### YOUR TASKS
(a) In the account of King's 1972 year on Ottawa city council, why did King support rehiring the city's lifeguards? Answer in one to three sentences.
(b) Resume the account of King's 1972 year on Ottawa city council, starting after its final sentence.

----- EXTRACT TO READ -----

For the 1972 year on council, King was re-appointed to the Canada's Capital Visitors' Convention Bureau, and was appointed to the Air and water pollution committee and as a Riverside Hospital trustee. On council, King proposed the city make a recoverable loan to provide extra money needed for artificial turf at Lansdowne Park which the Canadian Football League deemed mandatory to for the city to host the 1973 Grey Cup, but ended up voting against the city spending any money on the project. King was one of four councillors to oppose a proposed bylaw that would abolish provincial residency requirements for city employees. King voted against a proposed rent-to-income development in his ward at Virginia and Featherston Drives. Residents of the ward were very vocal in their opposition to the project, with King stating that "residents were not opposed to public housing but rather feared 'cheap, unco-ordinated development in the area'" and that the development would "overload schools and parks". Later in the summer, King supported rehiring the city's lifeguards that had been dismissed due to all the city's beaches being closed for the rest of the summer due to pollution, as they had been promised full summer employment. A week later, King voted against a proposal to for the city to consolidate the city's 14 departments into six, cautioning that council should not "move too quickly", and presented a motion "recommending the re-organization proposals be tabled until precise means of implementation are known". Following a vacancy on Ottawa's Board of Control in September 1972, King voted for fellow alderman and Liberal Tom McDougall to fill the spot over Des Bender. He also voted for controller Lorry Greenberg over Ernie Jones to become deputy mayor when that position became vacant at the same time. King opposed a proposal to lower the speed limits on city streets from 30 to 25 miles per hour, stating that "[i]t's unenforceable. And it's a vote-getting, foolish proposal... (and it) doesn't have much support from Ottawa drivers". Toward the end of the term, King voted against a temporary development control in Sandy Hill and the Pinecrest-Queensway areas, and opposed a bid to have taxpayers produce $143,830 to buy paid-up pensions for councillors. With the size of city council being divided in half, King opted not to run for re-election in the 1972 Ottawa municipal election, leaving his seat mate Don Kay to be re-elected without opposition.

----- INFORMATION -----

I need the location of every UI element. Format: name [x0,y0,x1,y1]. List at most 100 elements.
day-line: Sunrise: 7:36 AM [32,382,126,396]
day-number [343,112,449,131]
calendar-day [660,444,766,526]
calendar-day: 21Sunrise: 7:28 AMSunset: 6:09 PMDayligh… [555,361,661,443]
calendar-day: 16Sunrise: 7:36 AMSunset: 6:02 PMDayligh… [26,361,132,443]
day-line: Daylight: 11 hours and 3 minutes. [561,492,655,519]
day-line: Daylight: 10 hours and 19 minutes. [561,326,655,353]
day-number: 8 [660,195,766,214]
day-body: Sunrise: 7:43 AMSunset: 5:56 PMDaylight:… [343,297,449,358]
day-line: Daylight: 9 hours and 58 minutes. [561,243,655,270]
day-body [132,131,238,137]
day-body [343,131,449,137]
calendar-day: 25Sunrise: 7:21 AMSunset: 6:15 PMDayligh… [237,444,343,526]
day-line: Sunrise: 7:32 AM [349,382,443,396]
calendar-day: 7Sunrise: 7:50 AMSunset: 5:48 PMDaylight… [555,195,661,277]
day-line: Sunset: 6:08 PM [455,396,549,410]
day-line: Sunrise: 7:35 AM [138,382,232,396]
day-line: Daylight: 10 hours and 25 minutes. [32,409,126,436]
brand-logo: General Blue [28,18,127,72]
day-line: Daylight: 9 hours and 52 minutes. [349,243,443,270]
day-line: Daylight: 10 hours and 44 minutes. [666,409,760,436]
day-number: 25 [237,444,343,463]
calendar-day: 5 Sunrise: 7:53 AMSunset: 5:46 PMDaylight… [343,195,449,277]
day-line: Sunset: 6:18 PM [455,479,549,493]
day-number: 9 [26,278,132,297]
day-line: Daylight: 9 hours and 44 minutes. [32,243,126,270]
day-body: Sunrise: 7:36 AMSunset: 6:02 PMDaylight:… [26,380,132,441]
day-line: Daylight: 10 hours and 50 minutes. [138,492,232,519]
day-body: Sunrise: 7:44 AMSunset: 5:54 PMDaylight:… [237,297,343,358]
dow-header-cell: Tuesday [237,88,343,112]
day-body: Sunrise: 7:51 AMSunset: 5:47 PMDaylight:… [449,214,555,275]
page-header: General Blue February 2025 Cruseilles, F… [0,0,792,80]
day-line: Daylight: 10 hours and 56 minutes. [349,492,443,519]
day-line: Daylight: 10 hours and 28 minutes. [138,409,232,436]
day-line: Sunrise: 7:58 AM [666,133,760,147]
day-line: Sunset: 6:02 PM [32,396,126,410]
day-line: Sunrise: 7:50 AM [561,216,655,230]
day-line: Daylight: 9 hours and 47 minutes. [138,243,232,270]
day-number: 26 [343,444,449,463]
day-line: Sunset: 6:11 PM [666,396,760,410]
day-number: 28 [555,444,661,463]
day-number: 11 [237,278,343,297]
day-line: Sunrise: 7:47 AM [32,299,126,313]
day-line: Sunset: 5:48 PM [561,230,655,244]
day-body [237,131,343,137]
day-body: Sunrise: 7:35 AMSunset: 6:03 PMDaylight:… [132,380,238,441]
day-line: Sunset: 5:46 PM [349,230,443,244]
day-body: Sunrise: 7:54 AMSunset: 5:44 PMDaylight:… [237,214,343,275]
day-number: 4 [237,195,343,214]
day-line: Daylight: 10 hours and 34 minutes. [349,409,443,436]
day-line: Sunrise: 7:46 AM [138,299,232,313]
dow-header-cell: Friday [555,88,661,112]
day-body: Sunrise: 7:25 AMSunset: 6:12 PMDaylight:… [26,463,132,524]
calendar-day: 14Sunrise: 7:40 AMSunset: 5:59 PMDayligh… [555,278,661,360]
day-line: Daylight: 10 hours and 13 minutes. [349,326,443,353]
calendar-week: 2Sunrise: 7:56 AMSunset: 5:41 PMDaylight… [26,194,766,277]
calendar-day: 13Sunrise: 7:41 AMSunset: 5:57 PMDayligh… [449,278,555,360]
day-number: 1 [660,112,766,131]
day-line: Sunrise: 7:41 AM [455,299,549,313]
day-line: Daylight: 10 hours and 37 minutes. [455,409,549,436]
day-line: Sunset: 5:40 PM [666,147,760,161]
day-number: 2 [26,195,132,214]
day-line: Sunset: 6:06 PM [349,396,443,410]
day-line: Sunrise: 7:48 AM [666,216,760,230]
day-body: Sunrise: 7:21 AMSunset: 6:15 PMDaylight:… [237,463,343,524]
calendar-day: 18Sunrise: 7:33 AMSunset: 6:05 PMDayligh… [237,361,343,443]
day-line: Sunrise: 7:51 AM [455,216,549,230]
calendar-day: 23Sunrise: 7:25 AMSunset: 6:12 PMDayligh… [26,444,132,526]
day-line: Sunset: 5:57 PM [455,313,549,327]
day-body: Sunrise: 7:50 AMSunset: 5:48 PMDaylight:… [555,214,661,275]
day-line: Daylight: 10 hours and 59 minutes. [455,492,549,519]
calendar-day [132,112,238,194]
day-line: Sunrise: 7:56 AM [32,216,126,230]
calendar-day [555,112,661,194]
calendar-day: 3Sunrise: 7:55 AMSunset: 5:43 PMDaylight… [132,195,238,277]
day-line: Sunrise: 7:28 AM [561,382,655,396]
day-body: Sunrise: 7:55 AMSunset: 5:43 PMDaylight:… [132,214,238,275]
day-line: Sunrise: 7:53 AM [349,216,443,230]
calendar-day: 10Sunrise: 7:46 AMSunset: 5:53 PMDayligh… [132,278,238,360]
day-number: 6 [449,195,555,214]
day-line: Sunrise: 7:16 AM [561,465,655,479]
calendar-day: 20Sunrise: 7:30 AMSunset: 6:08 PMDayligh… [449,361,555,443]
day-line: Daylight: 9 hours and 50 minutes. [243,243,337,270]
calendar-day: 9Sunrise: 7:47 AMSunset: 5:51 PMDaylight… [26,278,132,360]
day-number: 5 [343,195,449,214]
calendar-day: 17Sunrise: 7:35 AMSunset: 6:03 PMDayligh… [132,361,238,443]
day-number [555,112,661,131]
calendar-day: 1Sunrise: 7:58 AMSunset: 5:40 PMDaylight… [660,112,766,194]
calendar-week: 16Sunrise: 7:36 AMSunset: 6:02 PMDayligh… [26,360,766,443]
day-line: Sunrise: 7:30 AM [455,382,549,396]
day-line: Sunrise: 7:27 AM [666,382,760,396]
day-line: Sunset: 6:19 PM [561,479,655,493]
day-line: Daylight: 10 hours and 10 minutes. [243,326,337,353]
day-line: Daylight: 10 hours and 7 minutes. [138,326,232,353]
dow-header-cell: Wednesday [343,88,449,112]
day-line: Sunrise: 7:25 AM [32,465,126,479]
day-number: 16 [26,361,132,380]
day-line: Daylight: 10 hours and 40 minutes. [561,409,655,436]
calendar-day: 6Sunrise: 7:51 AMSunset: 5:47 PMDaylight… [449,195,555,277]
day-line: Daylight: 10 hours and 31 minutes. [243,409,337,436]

-----

### RESULTS FOR THE EXERCISE
(a) The lifeguards had been dismissed because all the city's beaches were closed for the rest of the summer due to pollution. King supported rehiring them because they had been promised full summer employment.

(b)
==Liberal Party politics==
King was elected as Treasurer of the Ontario Liberal Party in 1973. The following year, King was elected president of the Party, defeating David Weatherhead. He wanted to seek the presidency because "he wanted to see changes made within the party to make people more conscious of the riding associations with assistance flowing between... the federal and provincial wings." He was re-elected at the 1975 party convention. In his re-election, King called the governing Progressive Conservative Party of Ontario "corrupt" in their attitude toward party fundraising, to which Premier Bill Davis replied "What sewer did (King) emerge from with his observations?". Later that year when the party set the date of the 1976 Ontario Liberal Party leadership election, King was named as chairman of the convention. One issue King had to contend with as President was a handful of riding associations made public rejections of Prime Minister Pierre Trudeau's comments that "permanent controls on big business and labor (sic) may replace the traditional free enterprise system". At the time, both provincial party and the federal party in Ontario were organizationally the same party. King supported splitting the provincial and federal wings of the party at the 1976 party convention, which party members ended up supporting.

In 1976, King was elected president of the St. Patrick's Home board of directors.

King was rumoured to be a Liberal candidate in the 1979 Canadian federal election in the riding of Ottawa—Carleton, but did not run. King was the official agent of the Bryce Mackasey campaign in the 1978 federal by-election in Ottawa Centre. King became president of the Ottawa Centre federal Liberal association in 1979. King endorsed John Turner in the 1984 Liberal Party of Canada leadership election.

==Later career==
In 1986, King was appointed as "Gentiluomo" (Papal gentleman) to Pope John Paul II, the highest papal honour that can be granted to a layman. The appointment meant that he could be called to Rome whenever an English speaking dignitary visits the Pope. At the time of the appointment, King was working as a lawyer at Macdonald Affleck and Cooligan, and was a member of two parishes; Immaculate Heart of Mary and Resurrection of Our Lord. He was the chairman of the board at St. Patrick's Home and vice-president of the Seminary Students Aid Society, and was the chairman at the Rideauwood Institute.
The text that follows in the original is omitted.